## TRECHO DO DOCUMENTO
Café pretexto

Aquele que acompanha o blog sabe das minhas trocas de Cafés. E é sabedor do meu retorno para um determinado estabelecimento que tanto desgosto. De qualquer forma, este início de texto é aviso ao leitor que fez simples, primeira, e, não se sabe, única visita.

Gosto de Marketing, e isto já se evidenciou em alguns textos em que tratei a questão do atendimento ao público. Para quem me conhece, sabe que meu gosto pelo assunto em questão se evidencia de várias formas.

A dona daquele Café jamais me pedirá dica alguma que fosse para melhorar sua loja, quem sabe evitar equívocos que observo. Mas, acaso me fosse possível deitar a dica, diria a ela que se ausentasse da linha de frente do atendimento.

O senhor já de idade acusou de propaganda enganosa determinado anúncio do Café. A proprietária do estabelecimento, loira pequena em ótima forma física, abandou o atendimento que me fazia para partir em direção ao senhor reclamante. Não lhe disse desaforo algum, apenas ensinou severamente que havia certa condição para obtenção do desconto avisado pela placa, esta que jamais notei. O simples senhor abandonou o local antes mesmo da total aproximação da jovem empresária. E, evidentemente, todos assistiram àquela cena violenta, em certa medida, entre cliente e comerciante.

Ela voltou para o caixa, avisando aos funcionários de que não deixassem “desaforos” sem respostas. Esqueceu-se que os seus assalariados a temem de tal modo que palavras professadas melhor que sejam de elogios ou carinho inventado a ela, pois sabem da estrita vigilância..

Assim que tomou posse novamente do seu trono, fez a reclamação do cliente. Eu coloquei que se tratava de um senhor de idade e que as pessoas, parte delas, possuem certa dificuldade de interpretação de certas leituras. Não me recordo de sua resposta. Sei que não me deu ouvidos. O direito dela de discordar foi preservado. De qualquer modo, não era caso algum para debate.

Sejamos honestos. Se ali, enquanto pagava o que consumi, considerava seu atendimento ruim, bem como desagradável a sua pessoa, eu, de minha parte, merecia um PROCON contra mim, em termos de simpatia. Na rápida conversa que tivemos houve dose recíproca de desprezo. Neste ínterim, descobrimos nossas formações universitárias a partir de indagações feitas por ela. Não caia o leitor na inocência de que dela houvesse interesse por minha pessoa. E o fato de não haver indagação alguma de minha parte, não significa que não desejasse pistas a seu respeito. Acaso o leitor aposte em algum interesse sexual meu, incorre em novo equívoco. Do pouco que observara a respeito da sua relação com seus funcionários, eu já depositava ali um único interesse: o literário.

Surpreendeu-se ao saber que também sou jornalista. Desejou saber por que eu não atuava em algum veículo, sem obter grandes explicações a respeito. Avisou-me que escreve para determinada revista. Senti prazer em dizer que desconhecia tal veículo ao ser indagado, como se a fama fosse sinal sincero de qualidade jornalística de qualquer publicação que seja. E em seguida anunciou sua prestação de serviços para determinado político, o prefeito da cidade. Foi quando perdi a piada, conforme me avisou colega de trabalho ao ouvir minha narrativa sobre o fato. Ocorre que o político para o qual ela presta serviços, certa vez partiu para cima de um senhor aposentado, botando-o para correr com o uso de determinado adjetivo. O colega ouvinte riu-se e afirmou que ela aprendera com o patrão. Perfeita analogia.

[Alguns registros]

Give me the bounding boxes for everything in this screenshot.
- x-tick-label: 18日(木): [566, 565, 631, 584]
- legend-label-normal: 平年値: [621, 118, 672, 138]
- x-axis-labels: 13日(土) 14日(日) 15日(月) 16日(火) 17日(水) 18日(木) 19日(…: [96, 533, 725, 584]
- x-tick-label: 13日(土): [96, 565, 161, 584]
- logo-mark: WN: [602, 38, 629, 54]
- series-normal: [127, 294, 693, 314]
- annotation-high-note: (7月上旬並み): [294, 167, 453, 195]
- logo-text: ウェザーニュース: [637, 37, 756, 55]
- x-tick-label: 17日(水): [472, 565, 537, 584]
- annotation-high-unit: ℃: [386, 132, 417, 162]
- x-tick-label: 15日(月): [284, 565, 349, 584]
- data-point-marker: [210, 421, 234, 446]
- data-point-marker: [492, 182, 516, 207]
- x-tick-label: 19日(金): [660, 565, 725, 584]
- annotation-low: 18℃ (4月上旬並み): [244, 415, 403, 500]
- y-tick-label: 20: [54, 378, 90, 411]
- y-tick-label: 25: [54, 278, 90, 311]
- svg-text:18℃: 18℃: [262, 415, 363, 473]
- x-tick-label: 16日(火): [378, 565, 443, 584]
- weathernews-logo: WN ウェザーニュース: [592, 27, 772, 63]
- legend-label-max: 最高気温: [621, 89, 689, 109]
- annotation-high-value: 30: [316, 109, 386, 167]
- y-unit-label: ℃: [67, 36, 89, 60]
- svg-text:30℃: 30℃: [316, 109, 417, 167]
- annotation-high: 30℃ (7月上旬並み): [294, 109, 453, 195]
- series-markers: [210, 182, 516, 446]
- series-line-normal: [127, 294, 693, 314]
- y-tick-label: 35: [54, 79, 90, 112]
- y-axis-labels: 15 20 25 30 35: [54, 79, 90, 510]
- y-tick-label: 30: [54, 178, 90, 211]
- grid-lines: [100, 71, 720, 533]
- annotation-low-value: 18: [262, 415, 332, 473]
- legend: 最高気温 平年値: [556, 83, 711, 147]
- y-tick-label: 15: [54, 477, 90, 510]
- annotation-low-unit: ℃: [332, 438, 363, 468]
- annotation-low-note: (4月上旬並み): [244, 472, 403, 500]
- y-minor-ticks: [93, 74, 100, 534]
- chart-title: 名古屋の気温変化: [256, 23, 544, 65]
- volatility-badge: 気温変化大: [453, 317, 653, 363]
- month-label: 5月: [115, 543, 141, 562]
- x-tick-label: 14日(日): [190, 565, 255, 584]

## SUAS TAREFAS
A. Diga se cada afirmação concorda com o texto sobre o café, respondendo sim ou não e citando as palavras decisivas: (i) A proprietária do café é loira. (ii) Quem escreve já havia notado a placa do desconto. (iii) O político para quem a proprietária presta serviços é o prefeito da cidade.
B. Copie do texto sobre o café, sem alterar nada, o trecho de "Aquele que acompanha" a "frente do atendimento.".
C. Reescreva em forma de lista o parágrafo do texto sobre o café que começa com "O senhor já de idade acusou", mantendo os fatos principais.

## RESULTADOS FINAIS
A.
(i) Sim: "loira pequena em ótima forma física".
(ii) Não: "esta que jamais notei".
(iii) Sim: "o prefeito da cidade".

B.
Aquele que acompanha o blog sabe das minhas trocas de Cafés. E é sabedor do meu retorno para um determinado estabelecimento que tanto desgosto. De qualquer forma, este início de texto é aviso ao leitor que fez simples, primeira, e, não se sabe, única visita.

Gosto de Marketing, e isto já se evidenciou em alguns textos em que tratei a questão do atendimento ao público. Para quem me conhece, sabe que meu gosto pelo assunto em questão se evidencia de várias formas.

A dona daquele Café jamais me pedirá dica alguma que fosse para melhorar sua loja, quem sabe evitar equívocos que observo. Mas, acaso me fosse possível deitar a dica, diria a ela que se ausentasse da linha de frente do atendimento.

C.
- Um senhor de idade acusou de propaganda enganosa um anúncio do Café.
- A proprietária, loira pequena em ótima forma física, interrompeu o atendimento a quem escreve e foi em direção a ele.
- Sem dizer desaforos, explicou com severidade que o desconto anunciado na placa dependia de certa condição.
- Quem escreve nunca havia notado essa placa.
- O senhor saiu antes que ela terminasse de se aproximar.
- Todos presenciaram a cena entre cliente e comerciante, em certa medida violenta.